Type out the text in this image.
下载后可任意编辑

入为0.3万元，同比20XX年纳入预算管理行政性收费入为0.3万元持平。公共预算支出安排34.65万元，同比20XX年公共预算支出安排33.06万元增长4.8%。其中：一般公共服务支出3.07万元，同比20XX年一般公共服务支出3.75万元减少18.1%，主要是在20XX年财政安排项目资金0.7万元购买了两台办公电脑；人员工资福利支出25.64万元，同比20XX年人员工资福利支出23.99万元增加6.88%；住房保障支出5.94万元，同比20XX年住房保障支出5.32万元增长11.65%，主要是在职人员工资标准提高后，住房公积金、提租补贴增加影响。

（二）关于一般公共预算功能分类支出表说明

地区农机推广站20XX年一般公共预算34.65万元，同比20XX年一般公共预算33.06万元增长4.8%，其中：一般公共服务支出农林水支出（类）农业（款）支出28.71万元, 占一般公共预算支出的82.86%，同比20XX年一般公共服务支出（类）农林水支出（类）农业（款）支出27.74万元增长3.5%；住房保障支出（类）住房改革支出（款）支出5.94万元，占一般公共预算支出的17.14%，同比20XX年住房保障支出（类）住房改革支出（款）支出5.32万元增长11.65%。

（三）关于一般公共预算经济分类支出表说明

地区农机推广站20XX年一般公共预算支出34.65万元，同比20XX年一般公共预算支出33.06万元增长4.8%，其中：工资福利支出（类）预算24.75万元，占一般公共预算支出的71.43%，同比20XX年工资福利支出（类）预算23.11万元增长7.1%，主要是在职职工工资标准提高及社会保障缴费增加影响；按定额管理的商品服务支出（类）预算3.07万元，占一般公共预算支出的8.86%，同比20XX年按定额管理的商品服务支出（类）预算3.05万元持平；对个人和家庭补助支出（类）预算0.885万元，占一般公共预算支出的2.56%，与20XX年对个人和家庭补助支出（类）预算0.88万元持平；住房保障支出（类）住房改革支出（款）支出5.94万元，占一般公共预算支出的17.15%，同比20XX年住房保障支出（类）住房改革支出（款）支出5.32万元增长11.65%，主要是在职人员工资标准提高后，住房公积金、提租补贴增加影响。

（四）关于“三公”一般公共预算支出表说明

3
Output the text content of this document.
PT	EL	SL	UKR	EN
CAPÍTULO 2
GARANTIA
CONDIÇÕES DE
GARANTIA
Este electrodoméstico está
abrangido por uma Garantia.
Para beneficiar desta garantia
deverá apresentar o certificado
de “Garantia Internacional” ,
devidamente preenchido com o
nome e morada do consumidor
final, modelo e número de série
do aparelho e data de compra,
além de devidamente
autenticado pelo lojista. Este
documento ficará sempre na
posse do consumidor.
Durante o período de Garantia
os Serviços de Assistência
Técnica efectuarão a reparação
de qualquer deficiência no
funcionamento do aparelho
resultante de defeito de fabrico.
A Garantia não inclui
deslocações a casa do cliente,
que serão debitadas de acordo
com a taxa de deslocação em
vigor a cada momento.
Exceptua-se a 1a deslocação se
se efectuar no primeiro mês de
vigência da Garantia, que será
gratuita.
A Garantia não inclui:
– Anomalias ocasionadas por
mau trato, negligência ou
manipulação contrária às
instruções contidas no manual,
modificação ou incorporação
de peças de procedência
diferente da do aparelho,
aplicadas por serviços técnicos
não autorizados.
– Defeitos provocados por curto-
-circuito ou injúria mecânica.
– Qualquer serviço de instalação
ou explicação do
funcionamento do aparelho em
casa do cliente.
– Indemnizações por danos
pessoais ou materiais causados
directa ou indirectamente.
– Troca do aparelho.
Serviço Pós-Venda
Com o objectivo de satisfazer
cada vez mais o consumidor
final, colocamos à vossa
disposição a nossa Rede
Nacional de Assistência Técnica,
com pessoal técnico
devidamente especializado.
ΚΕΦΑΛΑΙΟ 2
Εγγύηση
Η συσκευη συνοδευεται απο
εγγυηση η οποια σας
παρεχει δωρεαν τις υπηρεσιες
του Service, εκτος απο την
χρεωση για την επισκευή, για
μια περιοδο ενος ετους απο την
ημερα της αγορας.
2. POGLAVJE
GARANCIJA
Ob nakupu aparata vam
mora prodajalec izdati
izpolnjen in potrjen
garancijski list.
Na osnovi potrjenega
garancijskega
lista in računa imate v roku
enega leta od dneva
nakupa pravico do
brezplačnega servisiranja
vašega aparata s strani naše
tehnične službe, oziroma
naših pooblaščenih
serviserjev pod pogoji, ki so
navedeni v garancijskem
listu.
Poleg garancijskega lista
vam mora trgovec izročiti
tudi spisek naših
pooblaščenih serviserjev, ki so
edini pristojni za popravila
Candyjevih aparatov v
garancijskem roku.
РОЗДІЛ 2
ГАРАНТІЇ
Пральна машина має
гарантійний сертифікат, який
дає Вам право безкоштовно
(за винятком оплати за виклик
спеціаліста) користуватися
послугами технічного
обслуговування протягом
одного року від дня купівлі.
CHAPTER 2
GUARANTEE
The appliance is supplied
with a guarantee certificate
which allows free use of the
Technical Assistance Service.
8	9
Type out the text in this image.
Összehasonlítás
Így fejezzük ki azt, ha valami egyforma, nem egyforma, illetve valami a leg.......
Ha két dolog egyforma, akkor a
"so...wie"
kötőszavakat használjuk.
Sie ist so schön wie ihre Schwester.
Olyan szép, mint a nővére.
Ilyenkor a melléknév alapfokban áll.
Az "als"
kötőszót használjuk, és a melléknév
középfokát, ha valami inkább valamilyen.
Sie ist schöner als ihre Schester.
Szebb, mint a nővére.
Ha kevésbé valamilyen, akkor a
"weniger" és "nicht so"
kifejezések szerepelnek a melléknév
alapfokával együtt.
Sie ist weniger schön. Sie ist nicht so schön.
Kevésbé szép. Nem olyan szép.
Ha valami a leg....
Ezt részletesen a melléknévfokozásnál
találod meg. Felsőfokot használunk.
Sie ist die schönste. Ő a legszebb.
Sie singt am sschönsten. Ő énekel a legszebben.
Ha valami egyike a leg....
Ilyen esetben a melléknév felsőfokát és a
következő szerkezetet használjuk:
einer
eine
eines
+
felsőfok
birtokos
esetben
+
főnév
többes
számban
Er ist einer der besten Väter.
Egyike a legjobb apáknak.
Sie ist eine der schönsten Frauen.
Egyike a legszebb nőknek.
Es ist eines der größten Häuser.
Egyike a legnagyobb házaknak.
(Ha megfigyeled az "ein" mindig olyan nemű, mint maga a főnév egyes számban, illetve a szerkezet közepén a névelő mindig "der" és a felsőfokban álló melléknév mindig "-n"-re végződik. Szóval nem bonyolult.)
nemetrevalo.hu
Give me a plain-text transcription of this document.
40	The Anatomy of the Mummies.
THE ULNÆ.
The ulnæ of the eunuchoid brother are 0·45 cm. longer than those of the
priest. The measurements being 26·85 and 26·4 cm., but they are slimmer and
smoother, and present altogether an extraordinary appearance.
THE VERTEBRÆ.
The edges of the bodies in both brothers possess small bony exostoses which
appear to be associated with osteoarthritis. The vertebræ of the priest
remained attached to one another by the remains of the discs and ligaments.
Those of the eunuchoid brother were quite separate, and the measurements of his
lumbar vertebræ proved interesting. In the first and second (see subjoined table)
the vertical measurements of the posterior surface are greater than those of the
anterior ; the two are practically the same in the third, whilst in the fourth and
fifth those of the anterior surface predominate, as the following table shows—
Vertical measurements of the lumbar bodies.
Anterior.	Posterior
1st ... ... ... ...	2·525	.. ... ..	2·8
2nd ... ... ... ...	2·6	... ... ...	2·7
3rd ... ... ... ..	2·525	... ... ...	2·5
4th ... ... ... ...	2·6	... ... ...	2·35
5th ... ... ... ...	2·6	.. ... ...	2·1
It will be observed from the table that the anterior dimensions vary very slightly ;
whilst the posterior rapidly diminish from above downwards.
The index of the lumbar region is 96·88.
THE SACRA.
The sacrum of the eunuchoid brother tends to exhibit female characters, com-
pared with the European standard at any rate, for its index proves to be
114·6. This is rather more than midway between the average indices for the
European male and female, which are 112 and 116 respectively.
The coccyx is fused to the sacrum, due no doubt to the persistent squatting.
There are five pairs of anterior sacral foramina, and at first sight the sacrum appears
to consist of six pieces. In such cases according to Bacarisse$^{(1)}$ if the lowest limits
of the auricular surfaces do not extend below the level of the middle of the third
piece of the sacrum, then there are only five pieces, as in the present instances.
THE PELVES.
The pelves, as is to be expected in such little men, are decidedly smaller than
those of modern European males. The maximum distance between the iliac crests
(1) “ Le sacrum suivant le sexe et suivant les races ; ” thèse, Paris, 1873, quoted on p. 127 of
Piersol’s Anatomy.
◆ ◆ ◆ ◆
Whichever lines contain the string "from", select and copy them.

It will be observed from the table that the anterior dimensions vary very slightly ;
whilst the posterior rapidly diminish from above downwards.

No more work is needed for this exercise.